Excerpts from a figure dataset
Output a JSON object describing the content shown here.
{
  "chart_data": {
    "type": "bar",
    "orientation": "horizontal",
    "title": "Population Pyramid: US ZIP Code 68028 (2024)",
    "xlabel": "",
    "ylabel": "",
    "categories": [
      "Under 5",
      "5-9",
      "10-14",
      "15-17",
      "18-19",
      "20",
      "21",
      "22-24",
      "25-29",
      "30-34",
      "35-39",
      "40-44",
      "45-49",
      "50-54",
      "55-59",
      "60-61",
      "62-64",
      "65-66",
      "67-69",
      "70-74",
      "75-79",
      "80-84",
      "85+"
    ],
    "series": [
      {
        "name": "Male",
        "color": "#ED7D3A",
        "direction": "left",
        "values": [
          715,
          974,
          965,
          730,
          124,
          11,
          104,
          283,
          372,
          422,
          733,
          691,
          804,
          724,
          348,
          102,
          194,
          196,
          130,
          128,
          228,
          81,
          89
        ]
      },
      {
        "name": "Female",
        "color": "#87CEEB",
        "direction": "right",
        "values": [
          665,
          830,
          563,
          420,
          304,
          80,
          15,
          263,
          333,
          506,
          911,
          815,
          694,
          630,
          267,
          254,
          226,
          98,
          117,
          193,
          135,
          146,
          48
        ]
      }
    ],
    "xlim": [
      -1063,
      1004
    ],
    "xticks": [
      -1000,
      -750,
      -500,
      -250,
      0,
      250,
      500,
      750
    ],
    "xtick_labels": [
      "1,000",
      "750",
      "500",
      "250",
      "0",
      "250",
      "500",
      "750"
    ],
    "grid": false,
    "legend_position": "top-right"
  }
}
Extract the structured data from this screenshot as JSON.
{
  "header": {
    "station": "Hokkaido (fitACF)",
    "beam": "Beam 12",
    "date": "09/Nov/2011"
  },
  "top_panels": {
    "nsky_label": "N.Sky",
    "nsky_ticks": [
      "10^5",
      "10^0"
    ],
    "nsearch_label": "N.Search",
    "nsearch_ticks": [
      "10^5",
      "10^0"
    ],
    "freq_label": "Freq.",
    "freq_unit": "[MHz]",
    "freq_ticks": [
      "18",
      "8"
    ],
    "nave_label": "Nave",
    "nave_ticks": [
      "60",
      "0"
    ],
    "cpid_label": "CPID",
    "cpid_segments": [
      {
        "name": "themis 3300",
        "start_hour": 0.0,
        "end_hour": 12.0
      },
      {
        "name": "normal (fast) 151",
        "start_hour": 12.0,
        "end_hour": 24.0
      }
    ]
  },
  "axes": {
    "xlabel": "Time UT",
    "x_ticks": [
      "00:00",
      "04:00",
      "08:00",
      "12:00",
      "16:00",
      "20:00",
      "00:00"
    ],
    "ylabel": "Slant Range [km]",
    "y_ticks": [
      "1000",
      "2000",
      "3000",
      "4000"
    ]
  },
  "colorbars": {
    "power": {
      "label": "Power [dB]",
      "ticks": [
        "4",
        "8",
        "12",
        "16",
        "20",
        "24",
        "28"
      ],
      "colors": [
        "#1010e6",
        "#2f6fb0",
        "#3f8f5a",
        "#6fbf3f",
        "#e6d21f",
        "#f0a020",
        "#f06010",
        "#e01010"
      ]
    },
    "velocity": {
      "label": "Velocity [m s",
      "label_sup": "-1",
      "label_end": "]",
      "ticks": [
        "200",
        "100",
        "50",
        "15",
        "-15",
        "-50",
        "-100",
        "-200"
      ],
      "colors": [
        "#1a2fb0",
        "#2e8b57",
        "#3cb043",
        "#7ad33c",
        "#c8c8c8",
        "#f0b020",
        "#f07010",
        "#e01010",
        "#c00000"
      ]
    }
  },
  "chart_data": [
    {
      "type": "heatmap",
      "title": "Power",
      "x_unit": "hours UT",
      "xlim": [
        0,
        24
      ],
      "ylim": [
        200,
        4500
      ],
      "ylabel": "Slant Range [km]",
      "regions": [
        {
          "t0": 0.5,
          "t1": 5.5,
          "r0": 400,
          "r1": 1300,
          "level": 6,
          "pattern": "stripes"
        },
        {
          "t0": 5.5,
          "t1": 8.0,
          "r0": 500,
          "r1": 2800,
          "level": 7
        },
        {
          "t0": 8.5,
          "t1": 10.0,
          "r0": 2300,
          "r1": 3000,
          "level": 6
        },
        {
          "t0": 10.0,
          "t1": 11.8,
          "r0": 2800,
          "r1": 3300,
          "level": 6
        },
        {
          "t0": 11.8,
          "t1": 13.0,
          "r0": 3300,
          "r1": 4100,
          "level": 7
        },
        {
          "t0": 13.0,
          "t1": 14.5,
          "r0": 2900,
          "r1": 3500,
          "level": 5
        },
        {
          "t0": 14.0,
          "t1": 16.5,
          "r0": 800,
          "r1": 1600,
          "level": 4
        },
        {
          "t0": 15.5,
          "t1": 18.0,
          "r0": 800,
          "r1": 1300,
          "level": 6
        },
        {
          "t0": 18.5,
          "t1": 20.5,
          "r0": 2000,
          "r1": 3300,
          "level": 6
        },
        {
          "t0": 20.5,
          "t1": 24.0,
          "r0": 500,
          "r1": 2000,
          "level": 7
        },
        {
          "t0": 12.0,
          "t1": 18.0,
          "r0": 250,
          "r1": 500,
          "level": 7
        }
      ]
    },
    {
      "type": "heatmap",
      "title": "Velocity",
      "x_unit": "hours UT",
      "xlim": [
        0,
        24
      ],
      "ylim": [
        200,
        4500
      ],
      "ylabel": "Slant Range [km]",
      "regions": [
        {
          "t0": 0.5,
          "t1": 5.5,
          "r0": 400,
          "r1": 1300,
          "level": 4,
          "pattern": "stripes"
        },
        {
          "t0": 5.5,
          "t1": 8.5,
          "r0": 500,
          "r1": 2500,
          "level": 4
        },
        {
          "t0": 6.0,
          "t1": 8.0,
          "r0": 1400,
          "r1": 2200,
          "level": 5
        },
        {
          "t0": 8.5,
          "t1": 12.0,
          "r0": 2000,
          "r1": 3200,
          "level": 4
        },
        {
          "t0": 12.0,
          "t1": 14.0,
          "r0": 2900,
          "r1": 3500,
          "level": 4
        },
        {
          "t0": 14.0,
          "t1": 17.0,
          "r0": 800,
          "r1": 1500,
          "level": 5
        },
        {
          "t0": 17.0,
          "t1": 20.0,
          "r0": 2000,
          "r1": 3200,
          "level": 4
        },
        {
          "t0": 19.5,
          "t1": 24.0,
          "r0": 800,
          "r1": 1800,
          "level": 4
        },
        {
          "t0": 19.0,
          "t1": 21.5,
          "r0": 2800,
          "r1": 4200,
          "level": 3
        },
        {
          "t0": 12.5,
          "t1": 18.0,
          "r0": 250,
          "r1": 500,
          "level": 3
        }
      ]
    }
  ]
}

▶ Directive: All the data must be duplicated exactly, with nothing added or removed.

▶ Completed exercise:
Output a JSON object describing the content shown here.
{
  "chart_data": {
    "type": "bar",
    "orientation": "horizontal",
    "title": "Population Pyramid: US ZIP Code 68028 (2024)",
    "xlabel": "",
    "ylabel": "",
    "categories": [
      "Under 5",
      "5-9",
      "10-14",
      "15-17",
      "18-19",
      "20",
      "21",
      "22-24",
      "25-29",
      "30-34",
      "35-39",
      "40-44",
      "45-49",
      "50-54",
      "55-59",
      "60-61",
      "62-64",
      "65-66",
      "67-69",
      "70-74",
      "75-79",
      "80-84",
      "85+"
    ],
    "series": [
      {
        "name": "Male",
        "color": "#ED7D3A",
        "direction": "left",
        "values": [
          715,
          974,
          965,
          730,
          124,
          11,
          104,
          283,
          372,
          422,
          733,
          691,
          804,
          724,
          348,
          102,
          194,
          196,
          130,
          128,
          228,
          81,
          89
        ]
      },
      {
        "name": "Female",
        "color": "#87CEEB",
        "direction": "right",
        "values": [
          665,
          830,
          563,
          420,
          304,
          80,
          15,
          263,
          333,
          506,
          911,
          815,
          694,
          630,
          267,
          254,
          226,
          98,
          117,
          193,
          135,
          146,
          48
        ]
      }
    ],
    "xlim": [
      -1063,
      1004
    ],
    "xticks": [
      -1000,
      -750,
      -500,
      -250,
      0,
      250,
      500,
      750
    ],
    "xtick_labels": [
      "1,000",
      "750",
      "500",
      "250",
      "0",
      "250",
      "500",
      "750"
    ],
    "grid": false,
    "legend_position": "top-right"
  }
}
Extract the structured data from this screenshot as JSON.
{
  "header": {
    "station": "Hokkaido (fitACF)",
    "beam": "Beam 12",
    "date": "09/Nov/2011"
  },
  "top_panels": {
    "nsky_label": "N.Sky",
    "nsky_ticks": [
      "10^5",
      "10^0"
    ],
    "nsearch_label": "N.Search",
    "nsearch_ticks": [
      "10^5",
      "10^0"
    ],
    "freq_label": "Freq.",
    "freq_unit": "[MHz]",
    "freq_ticks": [
      "18",
      "8"
    ],
    "nave_label": "Nave",
    "nave_ticks": [
      "60",
      "0"
    ],
    "cpid_label": "CPID",
    "cpid_segments": [
      {
        "name": "themis 3300",
        "start_hour": 0.0,
        "end_hour": 12.0
      },
      {
        "name": "normal (fast) 151",
        "start_hour": 12.0,
        "end_hour": 24.0
      }
    ]
  },
  "axes": {
    "xlabel": "Time UT",
    "x_ticks": [
      "00:00",
      "04:00",
      "08:00",
      "12:00",
      "16:00",
      "20:00",
      "00:00"
    ],
    "ylabel": "Slant Range [km]",
    "y_ticks": [
      "1000",
      "2000",
      "3000",
      "4000"
    ]
  },
  "colorbars": {
    "power": {
      "label": "Power [dB]",
      "ticks": [
        "4",
        "8",
        "12",
        "16",
        "20",
        "24",
        "28"
      ],
      "colors": [
        "#1010e6",
        "#2f6fb0",
        "#3f8f5a",
        "#6fbf3f",
        "#e6d21f",
        "#f0a020",
        "#f06010",
        "#e01010"
      ]
    },
    "velocity": {
      "label": "Velocity [m s",
      "label_sup": "-1",
      "label_end": "]",
      "ticks": [
        "200",
        "100",
        "50",
        "15",
        "-15",
        "-50",
        "-100",
        "-200"
      ],
      "colors": [
        "#1a2fb0",
        "#2e8b57",
        "#3cb043",
        "#7ad33c",
        "#c8c8c8",
        "#f0b020",
        "#f07010",
        "#e01010",
        "#c00000"
      ]
    }
  },
  "chart_data": [
    {
      "type": "heatmap",
      "title": "Power",
      "x_unit": "hours UT",
      "xlim": [
        0,
        24
      ],
      "ylim": [
        200,
        4500
      ],
      "ylabel": "Slant Range [km]",
      "regions": [
        {
          "t0": 0.5,
          "t1": 5.5,
          "r0": 400,
          "r1": 1300,
          "level": 6,
          "pattern": "stripes"
        },
        {
          "t0": 5.5,
          "t1": 8.0,
          "r0": 500,
          "r1": 2800,
          "level": 7
        },
        {
          "t0": 8.5,
          "t1": 10.0,
          "r0": 2300,
          "r1": 3000,
          "level": 6
        },
        {
          "t0": 10.0,
          "t1": 11.8,
          "r0": 2800,
          "r1": 3300,
          "level": 6
        },
        {
          "t0": 11.8,
          "t1": 13.0,
          "r0": 3300,
          "r1": 4100,
          "level": 7
        },
        {
          "t0": 13.0,
          "t1": 14.5,
          "r0": 2900,
          "r1": 3500,
          "level": 5
        },
        {
          "t0": 14.0,
          "t1": 16.5,
          "r0": 800,
          "r1": 1600,
          "level": 4
        },
        {
          "t0": 15.5,
          "t1": 18.0,
          "r0": 800,
          "r1": 1300,
          "level": 6
        },
        {
          "t0": 18.5,
          "t1": 20.5,
          "r0": 2000,
          "r1": 3300,
          "level": 6
        },
        {
          "t0": 20.5,
          "t1": 24.0,
          "r0": 500,
          "r1": 2000,
          "level": 7
        },
        {
          "t0": 12.0,
          "t1": 18.0,
          "r0": 250,
          "r1": 500,
          "level": 7
        }
      ]
    },
    {
      "type": "heatmap",
      "title": "Velocity",
      "x_unit": "hours UT",
      "xlim": [
        0,
        24
      ],
      "ylim": [
        200,
        4500
      ],
      "ylabel": "Slant Range [km]",
      "regions": [
        {
          "t0": 0.5,
          "t1": 5.5,
          "r0": 400,
          "r1": 1300,
          "level": 4,
          "pattern": "stripes"
        },
        {
          "t0": 5.5,
          "t1": 8.5,
          "r0": 500,
          "r1": 2500,
          "level": 4
        },
        {
          "t0": 6.0,
          "t1": 8.0,
          "r0": 1400,
          "r1": 2200,
          "level": 5
        },
        {
          "t0": 8.5,
          "t1": 12.0,
          "r0": 2000,
          "r1": 3200,
          "level": 4
        },
        {
          "t0": 12.0,
          "t1": 14.0,
          "r0": 2900,
          "r1": 3500,
          "level": 4
        },
        {
          "t0": 14.0,
          "t1": 17.0,
          "r0": 800,
          "r1": 1500,
          "level": 5
        },
        {
          "t0": 17.0,
          "t1": 20.0,
          "r0": 2000,
          "r1": 3200,
          "level": 4
        },
        {
          "t0": 19.5,
          "t1": 24.0,
          "r0": 800,
          "r1": 1800,
          "level": 4
        },
        {
          "t0": 19.0,
          "t1": 21.5,
          "r0": 2800,
          "r1": 4200,
          "level": 3
        },
        {
          "t0": 12.5,
          "t1": 18.0,
          "r0": 250,
          "r1": 500,
          "level": 3
        }
      ]
    }
  ]
}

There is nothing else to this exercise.